- [Entries shown]:
+++
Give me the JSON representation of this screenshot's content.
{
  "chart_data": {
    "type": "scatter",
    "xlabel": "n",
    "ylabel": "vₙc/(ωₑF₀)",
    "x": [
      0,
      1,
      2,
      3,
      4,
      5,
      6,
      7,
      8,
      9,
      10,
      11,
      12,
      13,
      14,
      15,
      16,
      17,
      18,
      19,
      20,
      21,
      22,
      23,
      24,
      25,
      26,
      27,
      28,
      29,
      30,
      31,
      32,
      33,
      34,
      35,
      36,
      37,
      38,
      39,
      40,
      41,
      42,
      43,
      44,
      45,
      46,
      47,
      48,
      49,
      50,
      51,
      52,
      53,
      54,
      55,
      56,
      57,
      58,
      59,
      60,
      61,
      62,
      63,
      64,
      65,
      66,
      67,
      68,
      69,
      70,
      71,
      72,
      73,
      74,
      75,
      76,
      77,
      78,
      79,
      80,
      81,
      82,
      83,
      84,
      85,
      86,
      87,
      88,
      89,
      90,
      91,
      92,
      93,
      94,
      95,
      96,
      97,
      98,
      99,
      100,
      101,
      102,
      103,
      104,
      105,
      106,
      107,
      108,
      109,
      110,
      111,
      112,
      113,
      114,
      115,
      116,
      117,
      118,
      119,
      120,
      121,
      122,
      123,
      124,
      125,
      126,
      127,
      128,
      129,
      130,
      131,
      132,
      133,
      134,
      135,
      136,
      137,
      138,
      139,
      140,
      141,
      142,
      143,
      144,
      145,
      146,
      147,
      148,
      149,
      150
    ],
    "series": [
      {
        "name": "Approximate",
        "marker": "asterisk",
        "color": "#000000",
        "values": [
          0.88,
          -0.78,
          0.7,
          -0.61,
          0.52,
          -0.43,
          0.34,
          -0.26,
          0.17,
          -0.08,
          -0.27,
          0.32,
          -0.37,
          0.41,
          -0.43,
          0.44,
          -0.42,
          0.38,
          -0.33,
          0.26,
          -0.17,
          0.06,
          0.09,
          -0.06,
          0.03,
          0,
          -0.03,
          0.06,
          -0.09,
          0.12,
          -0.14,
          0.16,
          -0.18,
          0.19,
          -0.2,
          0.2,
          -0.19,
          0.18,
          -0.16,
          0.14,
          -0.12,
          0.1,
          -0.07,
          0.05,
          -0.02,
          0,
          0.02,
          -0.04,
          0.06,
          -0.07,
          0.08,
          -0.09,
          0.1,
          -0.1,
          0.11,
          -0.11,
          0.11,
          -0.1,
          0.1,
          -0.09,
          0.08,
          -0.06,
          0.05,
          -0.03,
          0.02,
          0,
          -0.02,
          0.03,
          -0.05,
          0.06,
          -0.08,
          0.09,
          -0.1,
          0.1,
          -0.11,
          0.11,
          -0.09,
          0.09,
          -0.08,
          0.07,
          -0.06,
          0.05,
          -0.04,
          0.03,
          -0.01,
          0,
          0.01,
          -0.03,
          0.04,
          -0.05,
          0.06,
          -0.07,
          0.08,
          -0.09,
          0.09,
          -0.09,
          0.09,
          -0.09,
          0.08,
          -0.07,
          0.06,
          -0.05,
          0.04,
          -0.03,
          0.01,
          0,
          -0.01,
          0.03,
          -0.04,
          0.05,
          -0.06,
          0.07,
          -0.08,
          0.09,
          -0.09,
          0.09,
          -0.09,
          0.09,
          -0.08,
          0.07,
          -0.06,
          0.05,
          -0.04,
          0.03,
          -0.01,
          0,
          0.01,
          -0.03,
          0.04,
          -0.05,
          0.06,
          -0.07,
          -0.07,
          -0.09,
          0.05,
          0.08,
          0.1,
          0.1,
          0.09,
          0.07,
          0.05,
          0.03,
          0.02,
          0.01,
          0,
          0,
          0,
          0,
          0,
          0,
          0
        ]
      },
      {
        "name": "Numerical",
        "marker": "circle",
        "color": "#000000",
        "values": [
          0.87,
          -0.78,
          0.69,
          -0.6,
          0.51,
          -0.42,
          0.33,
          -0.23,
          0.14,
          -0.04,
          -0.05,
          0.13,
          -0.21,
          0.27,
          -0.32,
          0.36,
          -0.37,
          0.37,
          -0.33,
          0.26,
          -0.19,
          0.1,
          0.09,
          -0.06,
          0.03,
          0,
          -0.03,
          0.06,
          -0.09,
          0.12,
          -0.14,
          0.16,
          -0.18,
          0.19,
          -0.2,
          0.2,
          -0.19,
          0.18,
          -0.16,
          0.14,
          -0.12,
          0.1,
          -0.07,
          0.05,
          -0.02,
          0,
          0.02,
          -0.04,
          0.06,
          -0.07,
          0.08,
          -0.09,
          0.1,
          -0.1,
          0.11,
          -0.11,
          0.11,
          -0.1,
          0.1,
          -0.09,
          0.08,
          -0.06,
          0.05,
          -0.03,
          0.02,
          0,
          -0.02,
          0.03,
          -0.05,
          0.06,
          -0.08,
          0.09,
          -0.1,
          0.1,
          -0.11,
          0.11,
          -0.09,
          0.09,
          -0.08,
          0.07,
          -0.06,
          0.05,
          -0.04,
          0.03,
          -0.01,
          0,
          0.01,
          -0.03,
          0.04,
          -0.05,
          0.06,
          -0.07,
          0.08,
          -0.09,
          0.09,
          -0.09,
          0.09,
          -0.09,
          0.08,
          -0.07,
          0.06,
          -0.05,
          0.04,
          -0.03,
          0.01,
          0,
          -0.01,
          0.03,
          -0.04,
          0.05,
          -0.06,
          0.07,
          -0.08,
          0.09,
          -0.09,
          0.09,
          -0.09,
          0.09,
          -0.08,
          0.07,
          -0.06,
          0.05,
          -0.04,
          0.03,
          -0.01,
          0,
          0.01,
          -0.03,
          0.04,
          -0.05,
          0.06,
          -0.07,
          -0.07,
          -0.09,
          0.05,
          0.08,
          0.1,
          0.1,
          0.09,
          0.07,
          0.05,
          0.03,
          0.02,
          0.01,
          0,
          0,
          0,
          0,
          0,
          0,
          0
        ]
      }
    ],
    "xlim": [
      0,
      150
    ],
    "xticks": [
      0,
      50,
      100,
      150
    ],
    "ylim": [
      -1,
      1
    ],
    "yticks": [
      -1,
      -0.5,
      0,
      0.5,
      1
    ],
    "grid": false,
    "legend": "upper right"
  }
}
+++
- [Work required]: Each line above is to be repeated exactly.

- [Written answer]:
Give me the JSON representation of this screenshot's content.
{
  "chart_data": {
    "type": "scatter",
    "xlabel": "n",
    "ylabel": "vₙc/(ωₑF₀)",
    "x": [
      0,
      1,
      2,
      3,
      4,
      5,
      6,
      7,
      8,
      9,
      10,
      11,
      12,
      13,
      14,
      15,
      16,
      17,
      18,
      19,
      20,
      21,
      22,
      23,
      24,
      25,
      26,
      27,
      28,
      29,
      30,
      31,
      32,
      33,
      34,
      35,
      36,
      37,
      38,
      39,
      40,
      41,
      42,
      43,
      44,
      45,
      46,
      47,
      48,
      49,
      50,
      51,
      52,
      53,
      54,
      55,
      56,
      57,
      58,
      59,
      60,
      61,
      62,
      63,
      64,
      65,
      66,
      67,
      68,
      69,
      70,
      71,
      72,
      73,
      74,
      75,
      76,
      77,
      78,
      79,
      80,
      81,
      82,
      83,
      84,
      85,
      86,
      87,
      88,
      89,
      90,
      91,
      92,
      93,
      94,
      95,
      96,
      97,
      98,
      99,
      100,
      101,
      102,
      103,
      104,
      105,
      106,
      107,
      108,
      109,
      110,
      111,
      112,
      113,
      114,
      115,
      116,
      117,
      118,
      119,
      120,
      121,
      122,
      123,
      124,
      125,
      126,
      127,
      128,
      129,
      130,
      131,
      132,
      133,
      134,
      135,
      136,
      137,
      138,
      139,
      140,
      141,
      142,
      143,
      144,
      145,
      146,
      147,
      148,
      149,
      150
    ],
    "series": [
      {
        "name": "Approximate",
        "marker": "asterisk",
        "color": "#000000",
        "values": [
          0.88,
          -0.78,
          0.7,
          -0.61,
          0.52,
          -0.43,
          0.34,
          -0.26,
          0.17,
          -0.08,
          -0.27,
          0.32,
          -0.37,
          0.41,
          -0.43,
          0.44,
          -0.42,
          0.38,
          -0.33,
          0.26,
          -0.17,
          0.06,
          0.09,
          -0.06,
          0.03,
          0,
          -0.03,
          0.06,
          -0.09,
          0.12,
          -0.14,
          0.16,
          -0.18,
          0.19,
          -0.2,
          0.2,
          -0.19,
          0.18,
          -0.16,
          0.14,
          -0.12,
          0.1,
          -0.07,
          0.05,
          -0.02,
          0,
          0.02,
          -0.04,
          0.06,
          -0.07,
          0.08,
          -0.09,
          0.1,
          -0.1,
          0.11,
          -0.11,
          0.11,
          -0.1,
          0.1,
          -0.09,
          0.08,
          -0.06,
          0.05,
          -0.03,
          0.02,
          0,
          -0.02,
          0.03,
          -0.05,
          0.06,
          -0.08,
          0.09,
          -0.1,
          0.1,
          -0.11,
          0.11,
          -0.09,
          0.09,
          -0.08,
          0.07,
          -0.06,
          0.05,
          -0.04,
          0.03,
          -0.01,
          0,
          0.01,
          -0.03,
          0.04,
          -0.05,
          0.06,
          -0.07,
          0.08,
          -0.09,
          0.09,
          -0.09,
          0.09,
          -0.09,
          0.08,
          -0.07,
          0.06,
          -0.05,
          0.04,
          -0.03,
          0.01,
          0,
          -0.01,
          0.03,
          -0.04,
          0.05,
          -0.06,
          0.07,
          -0.08,
          0.09,
          -0.09,
          0.09,
          -0.09,
          0.09,
          -0.08,
          0.07,
          -0.06,
          0.05,
          -0.04,
          0.03,
          -0.01,
          0,
          0.01,
          -0.03,
          0.04,
          -0.05,
          0.06,
          -0.07,
          -0.07,
          -0.09,
          0.05,
          0.08,
          0.1,
          0.1,
          0.09,
          0.07,
          0.05,
          0.03,
          0.02,
          0.01,
          0,
          0,
          0,
          0,
          0,
          0,
          0
        ]
      },
      {
        "name": "Numerical",
        "marker": "circle",
        "color": "#000000",
        "values": [
          0.87,
          -0.78,
          0.69,
          -0.6,
          0.51,
          -0.42,
          0.33,
          -0.23,
          0.14,
          -0.04,
          -0.05,
          0.13,
          -0.21,
          0.27,
          -0.32,
          0.36,
          -0.37,
          0.37,
          -0.33,
          0.26,
          -0.19,
          0.1,
          0.09,
          -0.06,
          0.03,
          0,
          -0.03,
          0.06,
          -0.09,
          0.12,
          -0.14,
          0.16,
          -0.18,
          0.19,
          -0.2,
          0.2,
          -0.19,
          0.18,
          -0.16,
          0.14,
          -0.12,
          0.1,
          -0.07,
          0.05,
          -0.02,
          0,
          0.02,
          -0.04,
          0.06,
          -0.07,
          0.08,
          -0.09,
          0.1,
          -0.1,
          0.11,
          -0.11,
          0.11,
          -0.1,
          0.1,
          -0.09,
          0.08,
          -0.06,
          0.05,
          -0.03,
          0.02,
          0,
          -0.02,
          0.03,
          -0.05,
          0.06,
          -0.08,
          0.09,
          -0.1,
          0.1,
          -0.11,
          0.11,
          -0.09,
          0.09,
          -0.08,
          0.07,
          -0.06,
          0.05,
          -0.04,
          0.03,
          -0.01,
          0,
          0.01,
          -0.03,
          0.04,
          -0.05,
          0.06,
          -0.07,
          0.08,
          -0.09,
          0.09,
          -0.09,
          0.09,
          -0.09,
          0.08,
          -0.07,
          0.06,
          -0.05,
          0.04,
          -0.03,
          0.01,
          0,
          -0.01,
          0.03,
          -0.04,
          0.05,
          -0.06,
          0.07,
          -0.08,
          0.09,
          -0.09,
          0.09,
          -0.09,
          0.09,
          -0.08,
          0.07,
          -0.06,
          0.05,
          -0.04,
          0.03,
          -0.01,
          0,
          0.01,
          -0.03,
          0.04,
          -0.05,
          0.06,
          -0.07,
          -0.07,
          -0.09,
          0.05,
          0.08,
          0.1,
          0.1,
          0.09,
          0.07,
          0.05,
          0.03,
          0.02,
          0.01,
          0,
          0,
          0,
          0,
          0,
          0,
          0
        ]
      }
    ],
    "xlim": [
      0,
      150
    ],
    "xticks": [
      0,
      50,
      100,
      150
    ],
    "ylim": [
      -1,
      1
    ],
    "yticks": [
      -1,
      -0.5,
      0,
      0.5,
      1
    ],
    "grid": false,
    "legend": "upper right"
  }
}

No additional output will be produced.